GIVEN REQUEST
Output the material below unchanged, apart from leaving out the pictures.

[start]

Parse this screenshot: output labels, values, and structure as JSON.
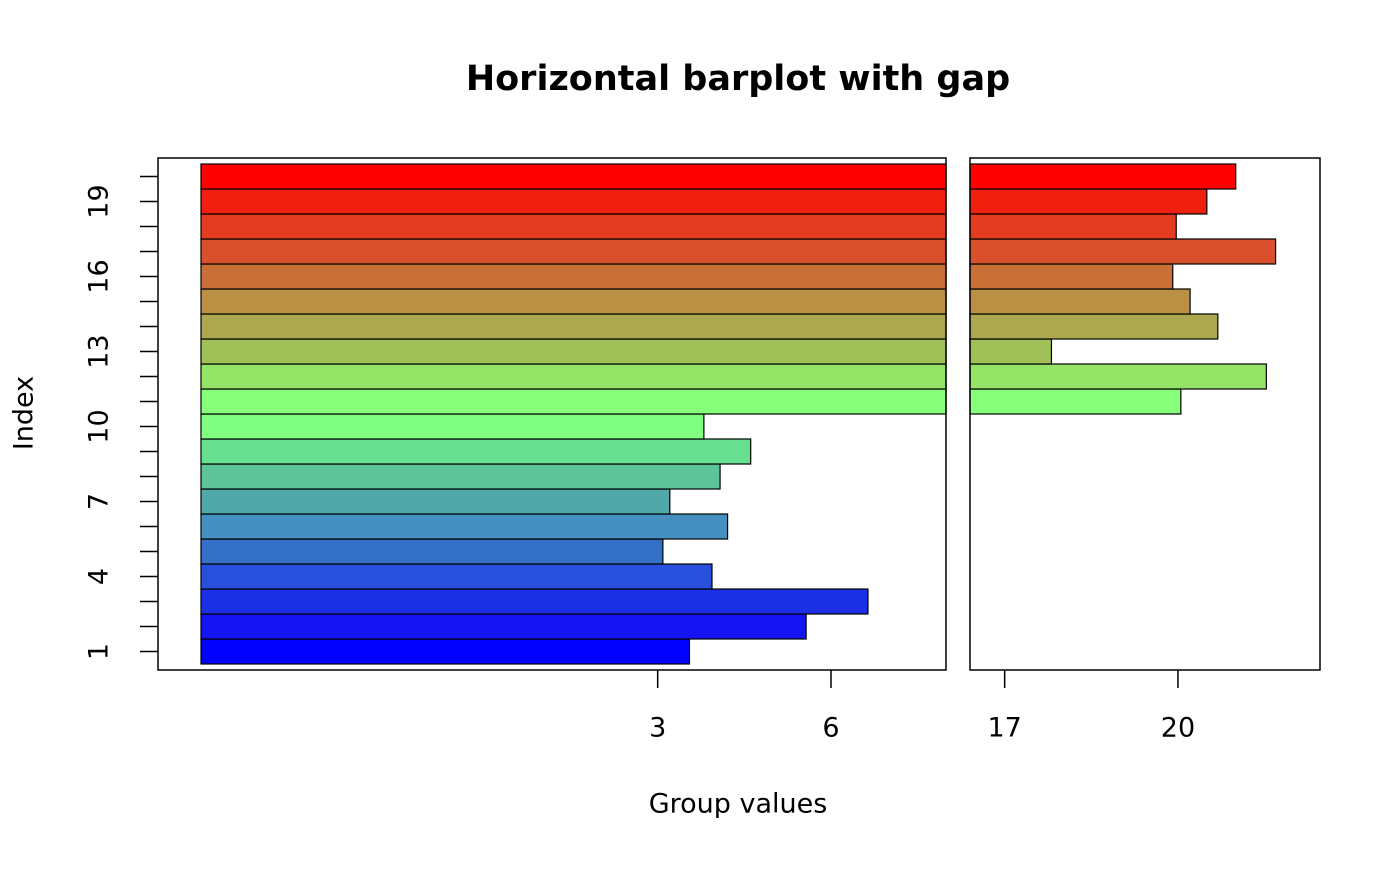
{
  "chart_data": {
    "type": "gap-barh",
    "title": "Horizontal barplot with gap",
    "xlabel": "Group values",
    "ylabel": "Index",
    "categories": [
      "1",
      null,
      null,
      "4",
      null,
      null,
      "7",
      null,
      null,
      "10",
      null,
      null,
      "13",
      null,
      null,
      "16",
      null,
      null,
      "19",
      null
    ],
    "values": [
      3.55,
      5.57,
      6.64,
      3.94,
      3.09,
      4.21,
      3.21,
      4.08,
      4.61,
      3.8,
      20.05,
      21.53,
      17.81,
      20.69,
      20.21,
      19.91,
      21.69,
      19.97,
      20.5,
      21.0
    ],
    "colors": [
      "#0000ff",
      "#1414f2",
      "#1c30e6",
      "#2850dc",
      "#3470c8",
      "#4490c0",
      "#50a8a8",
      "#5cc498",
      "#68e090",
      "#80ff80",
      "#88ff78",
      "#94e468",
      "#a0c058",
      "#aca850",
      "#bc9044",
      "#c87038",
      "#d8502c",
      "#e43c20",
      "#f02010",
      "#ff0000"
    ],
    "xlim": [
      -5.65,
      22.45
    ],
    "gap": [
      8,
      16.4
    ],
    "xticks": [
      3,
      6,
      17,
      20
    ]
  }
}
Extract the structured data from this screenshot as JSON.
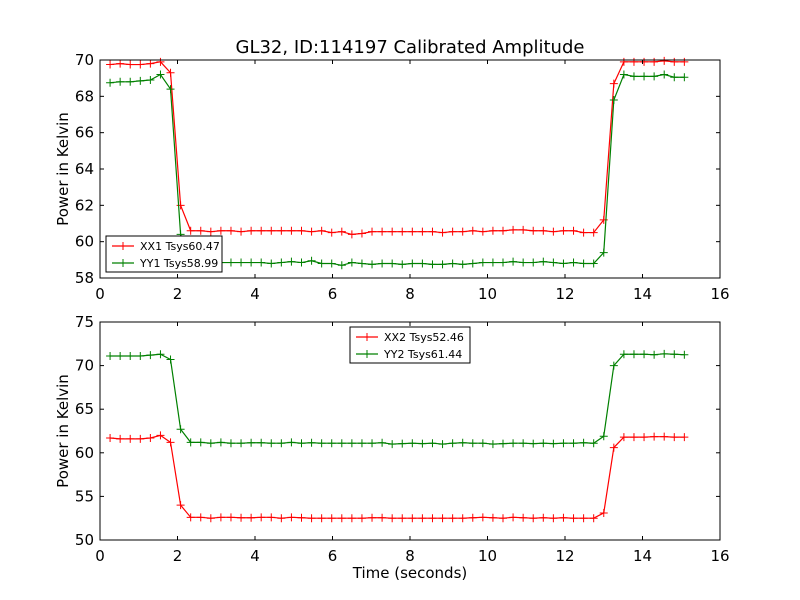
{
  "title": "GL32, ID:114197 Calibrated Amplitude",
  "colors": {
    "xx": "#ff0000",
    "yy": "#008000"
  },
  "chart_data": [
    {
      "type": "line",
      "title": "GL32, ID:114197 Calibrated Amplitude",
      "xlabel": "",
      "ylabel": "Power in Kelvin",
      "xlim": [
        0,
        16
      ],
      "ylim": [
        58,
        70
      ],
      "xticks": [
        0,
        2,
        4,
        6,
        8,
        10,
        12,
        14,
        16
      ],
      "yticks": [
        58,
        60,
        62,
        64,
        66,
        68,
        70
      ],
      "grid": false,
      "legend": "lower-left",
      "x": [
        0.26,
        0.52,
        0.78,
        1.04,
        1.3,
        1.56,
        1.82,
        2.08,
        2.34,
        2.6,
        2.86,
        3.12,
        3.38,
        3.64,
        3.9,
        4.16,
        4.42,
        4.68,
        4.94,
        5.2,
        5.46,
        5.72,
        5.98,
        6.24,
        6.5,
        6.76,
        7.02,
        7.28,
        7.54,
        7.8,
        8.06,
        8.32,
        8.58,
        8.84,
        9.1,
        9.36,
        9.62,
        9.88,
        10.14,
        10.4,
        10.66,
        10.92,
        11.18,
        11.44,
        11.7,
        11.96,
        12.22,
        12.48,
        12.74,
        13.0,
        13.26,
        13.52,
        13.78,
        14.04,
        14.3,
        14.56,
        14.82,
        15.08
      ],
      "series": [
        {
          "name": "XX1 Tsys60.47",
          "color": "#ff0000",
          "values": [
            69.75,
            69.8,
            69.75,
            69.75,
            69.8,
            69.9,
            69.3,
            62.0,
            60.6,
            60.6,
            60.55,
            60.6,
            60.6,
            60.55,
            60.6,
            60.6,
            60.6,
            60.6,
            60.6,
            60.6,
            60.55,
            60.6,
            60.5,
            60.55,
            60.4,
            60.45,
            60.55,
            60.55,
            60.55,
            60.55,
            60.55,
            60.55,
            60.55,
            60.5,
            60.55,
            60.55,
            60.6,
            60.55,
            60.6,
            60.6,
            60.65,
            60.65,
            60.6,
            60.6,
            60.55,
            60.6,
            60.6,
            60.5,
            60.5,
            61.2,
            68.7,
            69.9,
            69.9,
            69.9,
            69.9,
            69.95,
            69.9,
            69.9
          ]
        },
        {
          "name": "YY1 Tsys58.99",
          "color": "#008000",
          "values": [
            68.75,
            68.8,
            68.8,
            68.85,
            68.9,
            69.2,
            68.4,
            60.4,
            58.85,
            58.85,
            58.8,
            58.85,
            58.85,
            58.85,
            58.85,
            58.85,
            58.8,
            58.85,
            58.9,
            58.85,
            58.95,
            58.8,
            58.8,
            58.7,
            58.85,
            58.8,
            58.75,
            58.8,
            58.8,
            58.75,
            58.8,
            58.8,
            58.75,
            58.75,
            58.8,
            58.75,
            58.8,
            58.85,
            58.85,
            58.85,
            58.9,
            58.85,
            58.85,
            58.9,
            58.85,
            58.8,
            58.85,
            58.8,
            58.8,
            59.4,
            67.8,
            69.2,
            69.1,
            69.1,
            69.1,
            69.2,
            69.05,
            69.05
          ]
        }
      ]
    },
    {
      "type": "line",
      "title": "",
      "xlabel": "Time (seconds)",
      "ylabel": "Power in Kelvin",
      "xlim": [
        0,
        16
      ],
      "ylim": [
        50,
        75
      ],
      "xticks": [
        0,
        2,
        4,
        6,
        8,
        10,
        12,
        14,
        16
      ],
      "yticks": [
        50,
        55,
        60,
        65,
        70,
        75
      ],
      "grid": false,
      "legend": "upper-center",
      "x": [
        0.26,
        0.52,
        0.78,
        1.04,
        1.3,
        1.56,
        1.82,
        2.08,
        2.34,
        2.6,
        2.86,
        3.12,
        3.38,
        3.64,
        3.9,
        4.16,
        4.42,
        4.68,
        4.94,
        5.2,
        5.46,
        5.72,
        5.98,
        6.24,
        6.5,
        6.76,
        7.02,
        7.28,
        7.54,
        7.8,
        8.06,
        8.32,
        8.58,
        8.84,
        9.1,
        9.36,
        9.62,
        9.88,
        10.14,
        10.4,
        10.66,
        10.92,
        11.18,
        11.44,
        11.7,
        11.96,
        12.22,
        12.48,
        12.74,
        13.0,
        13.26,
        13.52,
        13.78,
        14.04,
        14.3,
        14.56,
        14.82,
        15.08
      ],
      "series": [
        {
          "name": "XX2 Tsys52.46",
          "color": "#ff0000",
          "values": [
            61.7,
            61.6,
            61.6,
            61.6,
            61.7,
            62.0,
            61.2,
            54.0,
            52.6,
            52.6,
            52.5,
            52.6,
            52.6,
            52.55,
            52.55,
            52.6,
            52.6,
            52.5,
            52.6,
            52.55,
            52.5,
            52.5,
            52.5,
            52.5,
            52.5,
            52.5,
            52.55,
            52.55,
            52.5,
            52.5,
            52.5,
            52.5,
            52.5,
            52.5,
            52.5,
            52.5,
            52.55,
            52.6,
            52.55,
            52.5,
            52.6,
            52.55,
            52.5,
            52.55,
            52.5,
            52.55,
            52.5,
            52.5,
            52.5,
            53.1,
            60.6,
            61.8,
            61.8,
            61.8,
            61.85,
            61.85,
            61.8,
            61.8
          ]
        },
        {
          "name": "YY2 Tsys61.44",
          "color": "#008000",
          "values": [
            71.1,
            71.1,
            71.1,
            71.1,
            71.2,
            71.3,
            70.7,
            62.7,
            61.2,
            61.2,
            61.1,
            61.2,
            61.1,
            61.1,
            61.15,
            61.15,
            61.1,
            61.1,
            61.2,
            61.1,
            61.15,
            61.1,
            61.1,
            61.1,
            61.1,
            61.1,
            61.1,
            61.15,
            61.0,
            61.05,
            61.1,
            61.05,
            61.1,
            61.0,
            61.1,
            61.15,
            61.1,
            61.1,
            61.0,
            61.05,
            61.1,
            61.1,
            61.05,
            61.1,
            61.05,
            61.1,
            61.1,
            61.15,
            61.1,
            61.9,
            70.0,
            71.3,
            71.3,
            71.3,
            71.25,
            71.35,
            71.3,
            71.25
          ]
        }
      ]
    }
  ]
}
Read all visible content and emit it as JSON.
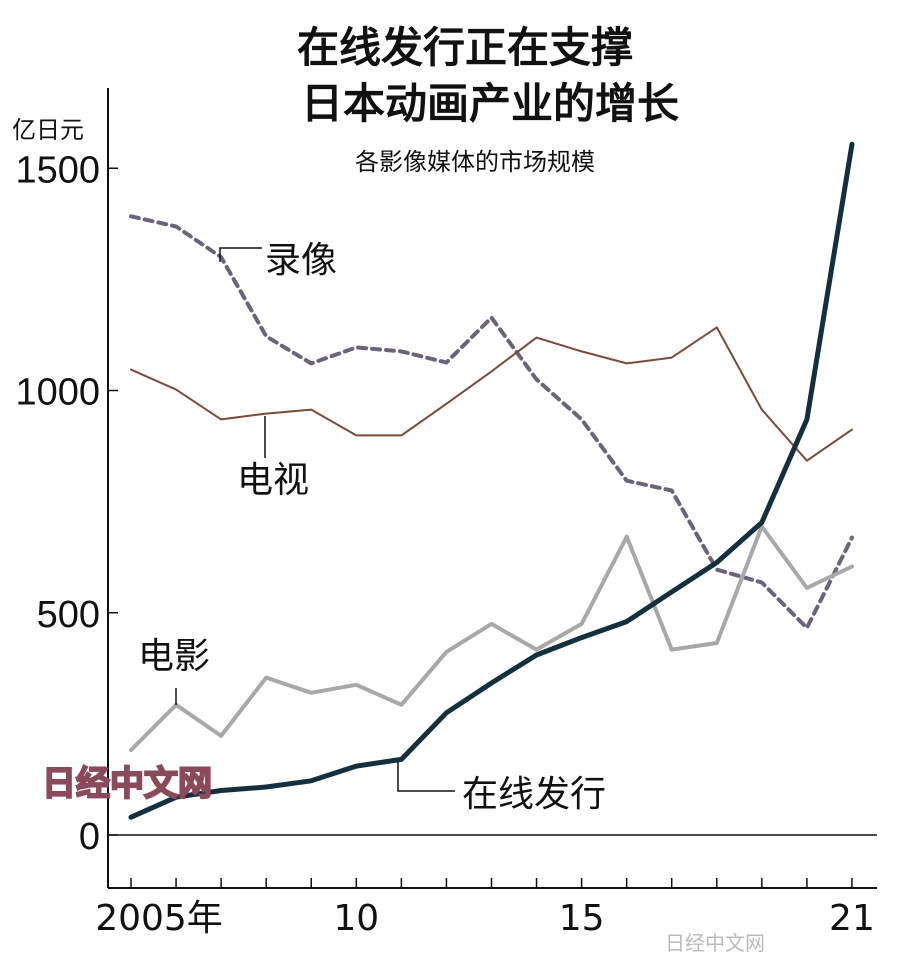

[end]

SOLUTION
Parse this screenshot: output labels, values, and structure as JSON.
{
  "chart_data": {
    "type": "gap-barh",
    "title": "Horizontal barplot with gap",
    "xlabel": "Group values",
    "ylabel": "Index",
    "categories": [
      "1",
      null,
      null,
      "4",
      null,
      null,
      "7",
      null,
      null,
      "10",
      null,
      null,
      "13",
      null,
      null,
      "16",
      null,
      null,
      "19",
      null
    ],
    "values": [
      3.55,
      5.57,
      6.64,
      3.94,
      3.09,
      4.21,
      3.21,
      4.08,
      4.61,
      3.8,
      20.05,
      21.53,
      17.81,
      20.69,
      20.21,
      19.91,
      21.69,
      19.97,
      20.5,
      21.0
    ],
    "colors": [
      "#0000ff",
      "#1414f2",
      "#1c30e6",
      "#2850dc",
      "#3470c8",
      "#4490c0",
      "#50a8a8",
      "#5cc498",
      "#68e090",
      "#80ff80",
      "#88ff78",
      "#94e468",
      "#a0c058",
      "#aca850",
      "#bc9044",
      "#c87038",
      "#d8502c",
      "#e43c20",
      "#f02010",
      "#ff0000"
    ],
    "xlim": [
      -5.65,
      22.45
    ],
    "gap": [
      8,
      16.4
    ],
    "xticks": [
      3,
      6,
      17,
      20
    ]
  }
}
Extract the structured data from this screenshot as JSON.
{
  "title": "GL32, ID:114197 Calibrated Amplitude",
  "colors": {
    "xx": "#ff0000",
    "yy": "#008000"
  },
  "chart_data": [
    {
      "type": "line",
      "title": "GL32, ID:114197 Calibrated Amplitude",
      "xlabel": "",
      "ylabel": "Power in Kelvin",
      "xlim": [
        0,
        16
      ],
      "ylim": [
        58,
        70
      ],
      "xticks": [
        0,
        2,
        4,
        6,
        8,
        10,
        12,
        14,
        16
      ],
      "yticks": [
        58,
        60,
        62,
        64,
        66,
        68,
        70
      ],
      "grid": false,
      "legend": "lower-left",
      "x": [
        0.26,
        0.52,
        0.78,
        1.04,
        1.3,
        1.56,
        1.82,
        2.08,
        2.34,
        2.6,
        2.86,
        3.12,
        3.38,
        3.64,
        3.9,
        4.16,
        4.42,
        4.68,
        4.94,
        5.2,
        5.46,
        5.72,
        5.98,
        6.24,
        6.5,
        6.76,
        7.02,
        7.28,
        7.54,
        7.8,
        8.06,
        8.32,
        8.58,
        8.84,
        9.1,
        9.36,
        9.62,
        9.88,
        10.14,
        10.4,
        10.66,
        10.92,
        11.18,
        11.44,
        11.7,
        11.96,
        12.22,
        12.48,
        12.74,
        13.0,
        13.26,
        13.52,
        13.78,
        14.04,
        14.3,
        14.56,
        14.82,
        15.08
      ],
      "series": [
        {
          "name": "XX1 Tsys60.47",
          "color": "#ff0000",
          "values": [
            69.75,
            69.8,
            69.75,
            69.75,
            69.8,
            69.9,
            69.3,
            62.0,
            60.6,
            60.6,
            60.55,
            60.6,
            60.6,
            60.55,
            60.6,
            60.6,
            60.6,
            60.6,
            60.6,
            60.6,
            60.55,
            60.6,
            60.5,
            60.55,
            60.4,
            60.45,
            60.55,
            60.55,
            60.55,
            60.55,
            60.55,
            60.55,
            60.55,
            60.5,
            60.55,
            60.55,
            60.6,
            60.55,
            60.6,
            60.6,
            60.65,
            60.65,
            60.6,
            60.6,
            60.55,
            60.6,
            60.6,
            60.5,
            60.5,
            61.2,
            68.7,
            69.9,
            69.9,
            69.9,
            69.9,
            69.95,
            69.9,
            69.9
          ]
        },
        {
          "name": "YY1 Tsys58.99",
          "color": "#008000",
          "values": [
            68.75,
            68.8,
            68.8,
            68.85,
            68.9,
            69.2,
            68.4,
            60.4,
            58.85,
            58.85,
            58.8,
            58.85,
            58.85,
            58.85,
            58.85,
            58.85,
            58.8,
            58.85,
            58.9,
            58.85,
            58.95,
            58.8,
            58.8,
            58.7,
            58.85,
            58.8,
            58.75,
            58.8,
            58.8,
            58.75,
            58.8,
            58.8,
            58.75,
            58.75,
            58.8,
            58.75,
            58.8,
            58.85,
            58.85,
            58.85,
            58.9,
            58.85,
            58.85,
            58.9,
            58.85,
            58.8,
            58.85,
            58.8,
            58.8,
            59.4,
            67.8,
            69.2,
            69.1,
            69.1,
            69.1,
            69.2,
            69.05,
            69.05
          ]
        }
      ]
    },
    {
      "type": "line",
      "title": "",
      "xlabel": "Time (seconds)",
      "ylabel": "Power in Kelvin",
      "xlim": [
        0,
        16
      ],
      "ylim": [
        50,
        75
      ],
      "xticks": [
        0,
        2,
        4,
        6,
        8,
        10,
        12,
        14,
        16
      ],
      "yticks": [
        50,
        55,
        60,
        65,
        70,
        75
      ],
      "grid": false,
      "legend": "upper-center",
      "x": [
        0.26,
        0.52,
        0.78,
        1.04,
        1.3,
        1.56,
        1.82,
        2.08,
        2.34,
        2.6,
        2.86,
        3.12,
        3.38,
        3.64,
        3.9,
        4.16,
        4.42,
        4.68,
        4.94,
        5.2,
        5.46,
        5.72,
        5.98,
        6.24,
        6.5,
        6.76,
        7.02,
        7.28,
        7.54,
        7.8,
        8.06,
        8.32,
        8.58,
        8.84,
        9.1,
        9.36,
        9.62,
        9.88,
        10.14,
        10.4,
        10.66,
        10.92,
        11.18,
        11.44,
        11.7,
        11.96,
        12.22,
        12.48,
        12.74,
        13.0,
        13.26,
        13.52,
        13.78,
        14.04,
        14.3,
        14.56,
        14.82,
        15.08
      ],
      "series": [
        {
          "name": "XX2 Tsys52.46",
          "color": "#ff0000",
          "values": [
            61.7,
            61.6,
            61.6,
            61.6,
            61.7,
            62.0,
            61.2,
            54.0,
            52.6,
            52.6,
            52.5,
            52.6,
            52.6,
            52.55,
            52.55,
            52.6,
            52.6,
            52.5,
            52.6,
            52.55,
            52.5,
            52.5,
            52.5,
            52.5,
            52.5,
            52.5,
            52.55,
            52.55,
            52.5,
            52.5,
            52.5,
            52.5,
            52.5,
            52.5,
            52.5,
            52.5,
            52.55,
            52.6,
            52.55,
            52.5,
            52.6,
            52.55,
            52.5,
            52.55,
            52.5,
            52.55,
            52.5,
            52.5,
            52.5,
            53.1,
            60.6,
            61.8,
            61.8,
            61.8,
            61.85,
            61.85,
            61.8,
            61.8
          ]
        },
        {
          "name": "YY2 Tsys61.44",
          "color": "#008000",
          "values": [
            71.1,
            71.1,
            71.1,
            71.1,
            71.2,
            71.3,
            70.7,
            62.7,
            61.2,
            61.2,
            61.1,
            61.2,
            61.1,
            61.1,
            61.15,
            61.15,
            61.1,
            61.1,
            61.2,
            61.1,
            61.15,
            61.1,
            61.1,
            61.1,
            61.1,
            61.1,
            61.1,
            61.15,
            61.0,
            61.05,
            61.1,
            61.05,
            61.1,
            61.0,
            61.1,
            61.15,
            61.1,
            61.1,
            61.0,
            61.05,
            61.1,
            61.1,
            61.05,
            61.1,
            61.05,
            61.1,
            61.1,
            61.15,
            61.1,
            61.9,
            70.0,
            71.3,
            71.3,
            71.3,
            71.25,
            71.35,
            71.3,
            71.25
          ]
        }
      ]
    }
  ]
}
Read all visible content and emit it as JSON.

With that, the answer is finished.